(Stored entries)

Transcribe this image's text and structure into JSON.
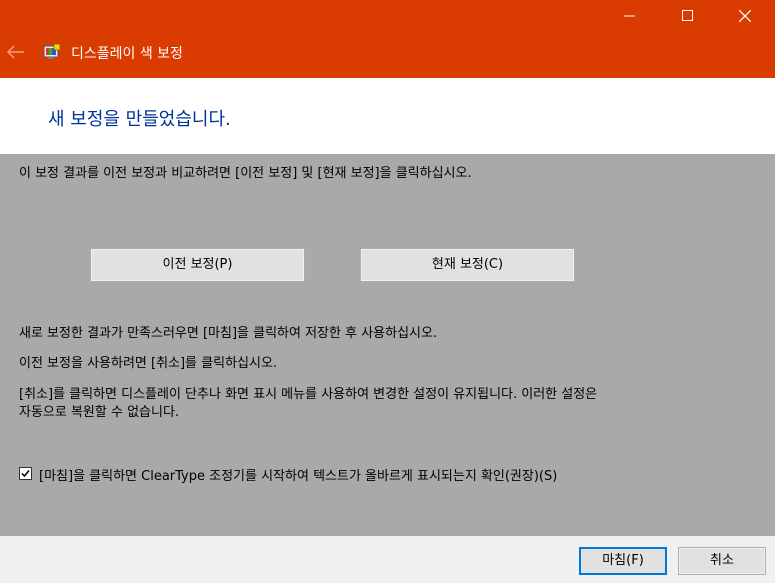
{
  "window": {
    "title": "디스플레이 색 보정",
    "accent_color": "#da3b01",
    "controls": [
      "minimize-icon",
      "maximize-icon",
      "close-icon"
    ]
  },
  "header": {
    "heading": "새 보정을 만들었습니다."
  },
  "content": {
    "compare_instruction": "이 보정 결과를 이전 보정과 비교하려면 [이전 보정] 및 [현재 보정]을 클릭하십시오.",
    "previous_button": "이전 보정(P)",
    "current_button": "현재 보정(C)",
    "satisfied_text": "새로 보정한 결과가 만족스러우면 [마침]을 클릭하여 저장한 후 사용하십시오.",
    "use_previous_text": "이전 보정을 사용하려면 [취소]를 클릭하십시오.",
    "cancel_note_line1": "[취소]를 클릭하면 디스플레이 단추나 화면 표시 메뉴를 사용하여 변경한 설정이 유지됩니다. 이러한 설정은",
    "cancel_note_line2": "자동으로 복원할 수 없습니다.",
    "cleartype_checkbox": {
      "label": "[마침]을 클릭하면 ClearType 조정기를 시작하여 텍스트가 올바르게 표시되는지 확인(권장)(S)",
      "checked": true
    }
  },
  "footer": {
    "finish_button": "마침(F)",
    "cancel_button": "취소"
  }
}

...

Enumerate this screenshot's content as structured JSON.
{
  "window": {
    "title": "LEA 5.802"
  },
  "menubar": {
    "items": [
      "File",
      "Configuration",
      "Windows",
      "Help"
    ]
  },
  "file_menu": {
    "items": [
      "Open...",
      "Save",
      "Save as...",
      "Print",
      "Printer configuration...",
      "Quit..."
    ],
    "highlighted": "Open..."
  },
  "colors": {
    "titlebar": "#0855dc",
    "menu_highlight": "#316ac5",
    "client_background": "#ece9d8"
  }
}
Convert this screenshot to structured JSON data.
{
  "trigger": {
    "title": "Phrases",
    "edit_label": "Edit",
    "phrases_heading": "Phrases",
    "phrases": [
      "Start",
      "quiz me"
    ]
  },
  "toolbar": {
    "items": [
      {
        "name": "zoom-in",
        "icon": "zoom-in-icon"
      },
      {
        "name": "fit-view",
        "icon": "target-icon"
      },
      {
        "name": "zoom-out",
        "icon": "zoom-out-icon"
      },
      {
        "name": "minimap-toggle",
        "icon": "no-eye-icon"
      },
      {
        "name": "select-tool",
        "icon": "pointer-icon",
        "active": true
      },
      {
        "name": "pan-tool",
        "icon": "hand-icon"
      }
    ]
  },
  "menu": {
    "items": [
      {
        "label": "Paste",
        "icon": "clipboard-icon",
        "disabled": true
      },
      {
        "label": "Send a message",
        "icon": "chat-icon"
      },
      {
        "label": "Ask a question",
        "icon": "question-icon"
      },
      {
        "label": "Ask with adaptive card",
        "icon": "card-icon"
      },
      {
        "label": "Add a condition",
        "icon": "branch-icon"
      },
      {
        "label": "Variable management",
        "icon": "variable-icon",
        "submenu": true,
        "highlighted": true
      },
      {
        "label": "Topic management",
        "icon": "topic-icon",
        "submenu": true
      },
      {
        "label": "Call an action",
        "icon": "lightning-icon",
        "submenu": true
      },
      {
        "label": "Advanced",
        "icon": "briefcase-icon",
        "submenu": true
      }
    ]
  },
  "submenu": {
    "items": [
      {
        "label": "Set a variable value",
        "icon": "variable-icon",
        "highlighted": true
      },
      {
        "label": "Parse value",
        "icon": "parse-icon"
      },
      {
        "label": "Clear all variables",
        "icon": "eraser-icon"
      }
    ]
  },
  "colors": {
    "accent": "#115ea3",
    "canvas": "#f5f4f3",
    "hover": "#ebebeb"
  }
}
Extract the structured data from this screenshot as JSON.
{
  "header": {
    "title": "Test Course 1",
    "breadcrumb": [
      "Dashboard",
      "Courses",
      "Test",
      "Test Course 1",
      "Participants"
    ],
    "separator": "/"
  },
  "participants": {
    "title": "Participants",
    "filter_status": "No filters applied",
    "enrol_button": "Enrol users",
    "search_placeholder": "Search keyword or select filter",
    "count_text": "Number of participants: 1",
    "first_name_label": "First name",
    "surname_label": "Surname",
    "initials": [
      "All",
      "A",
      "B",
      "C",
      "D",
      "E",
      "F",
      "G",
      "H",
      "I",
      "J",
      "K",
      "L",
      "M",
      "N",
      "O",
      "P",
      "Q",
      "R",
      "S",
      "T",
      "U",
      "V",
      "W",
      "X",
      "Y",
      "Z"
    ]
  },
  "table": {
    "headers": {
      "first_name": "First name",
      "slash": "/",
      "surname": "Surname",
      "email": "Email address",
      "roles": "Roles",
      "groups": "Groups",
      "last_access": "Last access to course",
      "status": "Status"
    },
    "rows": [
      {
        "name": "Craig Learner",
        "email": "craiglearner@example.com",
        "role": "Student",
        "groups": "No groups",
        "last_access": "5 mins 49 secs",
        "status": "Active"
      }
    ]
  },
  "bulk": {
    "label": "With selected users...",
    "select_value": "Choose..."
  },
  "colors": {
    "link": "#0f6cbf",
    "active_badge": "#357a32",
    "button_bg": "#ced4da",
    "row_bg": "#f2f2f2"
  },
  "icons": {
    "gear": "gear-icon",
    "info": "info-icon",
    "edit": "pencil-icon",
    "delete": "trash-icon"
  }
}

> _REQUIREMENT_
Give every line of the material that includes the string "디스플레이".

> _RESPONSE_
    "title": "디스플레이 색 보정",
    "cancel_note_line1": "[취소]를 클릭하면 디스플레이 단추나 화면 표시 메뉴를 사용하여 변경한 설정이 유지됩니다. 이러한 설정은",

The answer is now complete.